-- The problem --
Listed below are entries; give the number of lines among them that include "Singapur", and only that number.

[Dataset items]
════

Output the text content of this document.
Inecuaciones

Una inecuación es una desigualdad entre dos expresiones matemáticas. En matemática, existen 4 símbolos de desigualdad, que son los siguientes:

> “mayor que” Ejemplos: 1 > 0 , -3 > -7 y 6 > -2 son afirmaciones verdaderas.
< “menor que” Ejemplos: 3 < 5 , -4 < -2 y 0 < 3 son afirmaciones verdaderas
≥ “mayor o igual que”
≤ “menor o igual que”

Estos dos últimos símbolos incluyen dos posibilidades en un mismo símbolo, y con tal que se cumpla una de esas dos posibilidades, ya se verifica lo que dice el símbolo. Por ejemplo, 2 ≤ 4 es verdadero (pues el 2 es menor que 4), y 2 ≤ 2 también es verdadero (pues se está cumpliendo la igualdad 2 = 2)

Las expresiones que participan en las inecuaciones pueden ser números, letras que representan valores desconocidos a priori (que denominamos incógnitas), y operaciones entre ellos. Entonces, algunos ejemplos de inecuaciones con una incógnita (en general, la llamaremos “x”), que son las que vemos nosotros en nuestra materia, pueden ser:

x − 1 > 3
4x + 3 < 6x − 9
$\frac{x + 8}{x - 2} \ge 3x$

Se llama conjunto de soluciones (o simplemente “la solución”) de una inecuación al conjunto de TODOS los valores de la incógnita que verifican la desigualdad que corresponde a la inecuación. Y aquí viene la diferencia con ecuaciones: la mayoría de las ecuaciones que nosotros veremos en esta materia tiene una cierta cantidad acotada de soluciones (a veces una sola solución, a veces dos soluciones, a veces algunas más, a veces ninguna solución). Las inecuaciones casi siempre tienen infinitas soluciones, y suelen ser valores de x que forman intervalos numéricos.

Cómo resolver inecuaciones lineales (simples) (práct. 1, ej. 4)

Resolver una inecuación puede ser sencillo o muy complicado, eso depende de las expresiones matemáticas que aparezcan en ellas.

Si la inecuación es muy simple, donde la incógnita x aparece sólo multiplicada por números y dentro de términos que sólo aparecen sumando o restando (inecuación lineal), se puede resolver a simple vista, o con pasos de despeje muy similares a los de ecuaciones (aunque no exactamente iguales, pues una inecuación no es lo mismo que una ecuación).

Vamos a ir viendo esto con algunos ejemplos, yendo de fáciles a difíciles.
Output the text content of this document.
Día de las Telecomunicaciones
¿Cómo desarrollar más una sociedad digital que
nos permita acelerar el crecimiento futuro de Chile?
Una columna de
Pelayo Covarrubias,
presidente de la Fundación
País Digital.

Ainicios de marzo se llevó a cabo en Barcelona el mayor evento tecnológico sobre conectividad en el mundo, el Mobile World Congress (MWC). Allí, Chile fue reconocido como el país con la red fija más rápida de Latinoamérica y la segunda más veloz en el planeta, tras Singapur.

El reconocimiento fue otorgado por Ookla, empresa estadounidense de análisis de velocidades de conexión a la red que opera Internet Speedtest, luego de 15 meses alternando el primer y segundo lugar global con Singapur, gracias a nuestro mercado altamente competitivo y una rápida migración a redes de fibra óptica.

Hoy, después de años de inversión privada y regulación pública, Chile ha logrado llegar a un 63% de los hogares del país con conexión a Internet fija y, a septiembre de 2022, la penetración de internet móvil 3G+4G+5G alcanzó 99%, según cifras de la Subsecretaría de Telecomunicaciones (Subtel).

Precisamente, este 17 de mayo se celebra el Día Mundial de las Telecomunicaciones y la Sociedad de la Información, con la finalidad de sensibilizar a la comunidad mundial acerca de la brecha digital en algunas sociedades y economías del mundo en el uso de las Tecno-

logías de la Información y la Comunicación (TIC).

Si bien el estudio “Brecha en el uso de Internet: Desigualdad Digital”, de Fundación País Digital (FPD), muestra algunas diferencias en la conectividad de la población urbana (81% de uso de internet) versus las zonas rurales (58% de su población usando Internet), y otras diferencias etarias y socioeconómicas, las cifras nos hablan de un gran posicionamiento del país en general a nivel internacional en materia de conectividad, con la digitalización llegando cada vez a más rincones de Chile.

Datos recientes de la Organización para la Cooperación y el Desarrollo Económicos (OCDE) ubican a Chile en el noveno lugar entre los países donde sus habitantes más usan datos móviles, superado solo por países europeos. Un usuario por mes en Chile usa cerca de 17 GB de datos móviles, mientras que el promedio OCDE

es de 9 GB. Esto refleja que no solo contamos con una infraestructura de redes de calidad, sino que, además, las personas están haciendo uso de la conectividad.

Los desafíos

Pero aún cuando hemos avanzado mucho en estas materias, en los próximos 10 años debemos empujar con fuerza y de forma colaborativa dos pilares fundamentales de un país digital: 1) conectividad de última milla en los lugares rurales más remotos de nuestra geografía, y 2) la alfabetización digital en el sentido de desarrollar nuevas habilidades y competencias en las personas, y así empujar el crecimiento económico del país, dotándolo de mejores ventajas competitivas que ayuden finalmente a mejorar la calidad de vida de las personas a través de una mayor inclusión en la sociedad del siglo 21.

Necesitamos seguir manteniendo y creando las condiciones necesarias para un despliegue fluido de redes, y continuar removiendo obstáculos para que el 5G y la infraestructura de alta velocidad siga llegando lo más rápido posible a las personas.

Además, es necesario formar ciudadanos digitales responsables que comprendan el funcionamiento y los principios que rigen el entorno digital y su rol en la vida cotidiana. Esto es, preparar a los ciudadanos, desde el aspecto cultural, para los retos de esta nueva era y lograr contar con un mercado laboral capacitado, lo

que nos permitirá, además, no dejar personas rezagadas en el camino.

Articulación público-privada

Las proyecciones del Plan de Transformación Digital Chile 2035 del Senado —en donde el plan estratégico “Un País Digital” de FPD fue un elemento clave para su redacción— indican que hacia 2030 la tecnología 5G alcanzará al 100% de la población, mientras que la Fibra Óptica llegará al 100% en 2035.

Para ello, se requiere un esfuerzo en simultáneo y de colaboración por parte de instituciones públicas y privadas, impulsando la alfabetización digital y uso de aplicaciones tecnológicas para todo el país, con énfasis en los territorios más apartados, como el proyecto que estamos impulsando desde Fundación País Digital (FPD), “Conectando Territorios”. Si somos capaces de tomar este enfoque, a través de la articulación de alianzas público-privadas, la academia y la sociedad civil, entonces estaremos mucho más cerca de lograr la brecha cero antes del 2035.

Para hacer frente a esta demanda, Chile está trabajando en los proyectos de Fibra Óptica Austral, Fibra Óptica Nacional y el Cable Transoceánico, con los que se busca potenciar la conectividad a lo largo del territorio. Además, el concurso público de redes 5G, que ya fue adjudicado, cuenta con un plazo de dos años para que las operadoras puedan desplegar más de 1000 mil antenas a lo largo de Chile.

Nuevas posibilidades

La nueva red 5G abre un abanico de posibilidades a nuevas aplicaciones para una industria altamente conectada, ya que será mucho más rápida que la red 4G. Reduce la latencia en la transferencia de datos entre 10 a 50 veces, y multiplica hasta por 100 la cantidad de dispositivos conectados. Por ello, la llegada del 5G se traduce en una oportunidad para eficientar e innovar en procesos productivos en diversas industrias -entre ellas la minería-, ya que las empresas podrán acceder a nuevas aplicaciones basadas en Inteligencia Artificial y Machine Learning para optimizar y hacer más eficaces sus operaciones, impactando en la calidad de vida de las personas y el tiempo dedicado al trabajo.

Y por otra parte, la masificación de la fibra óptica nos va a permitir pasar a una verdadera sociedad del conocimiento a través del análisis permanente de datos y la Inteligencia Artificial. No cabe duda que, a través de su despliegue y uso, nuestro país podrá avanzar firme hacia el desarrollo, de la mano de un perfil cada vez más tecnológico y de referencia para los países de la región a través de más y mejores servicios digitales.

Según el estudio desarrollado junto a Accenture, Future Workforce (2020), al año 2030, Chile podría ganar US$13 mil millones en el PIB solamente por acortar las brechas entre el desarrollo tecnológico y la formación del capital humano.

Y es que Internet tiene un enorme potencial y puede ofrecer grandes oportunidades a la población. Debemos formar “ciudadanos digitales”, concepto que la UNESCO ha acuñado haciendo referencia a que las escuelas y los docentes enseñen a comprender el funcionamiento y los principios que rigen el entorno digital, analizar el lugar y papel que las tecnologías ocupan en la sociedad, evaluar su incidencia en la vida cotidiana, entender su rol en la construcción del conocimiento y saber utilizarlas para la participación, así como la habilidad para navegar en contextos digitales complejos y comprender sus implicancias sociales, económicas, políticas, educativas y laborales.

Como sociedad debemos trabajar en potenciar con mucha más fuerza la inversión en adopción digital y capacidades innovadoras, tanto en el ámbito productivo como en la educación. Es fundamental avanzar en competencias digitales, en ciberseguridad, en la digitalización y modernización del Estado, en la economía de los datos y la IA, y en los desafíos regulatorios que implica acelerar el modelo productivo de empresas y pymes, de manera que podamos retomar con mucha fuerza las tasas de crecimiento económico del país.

════

-- Exercise answer --
2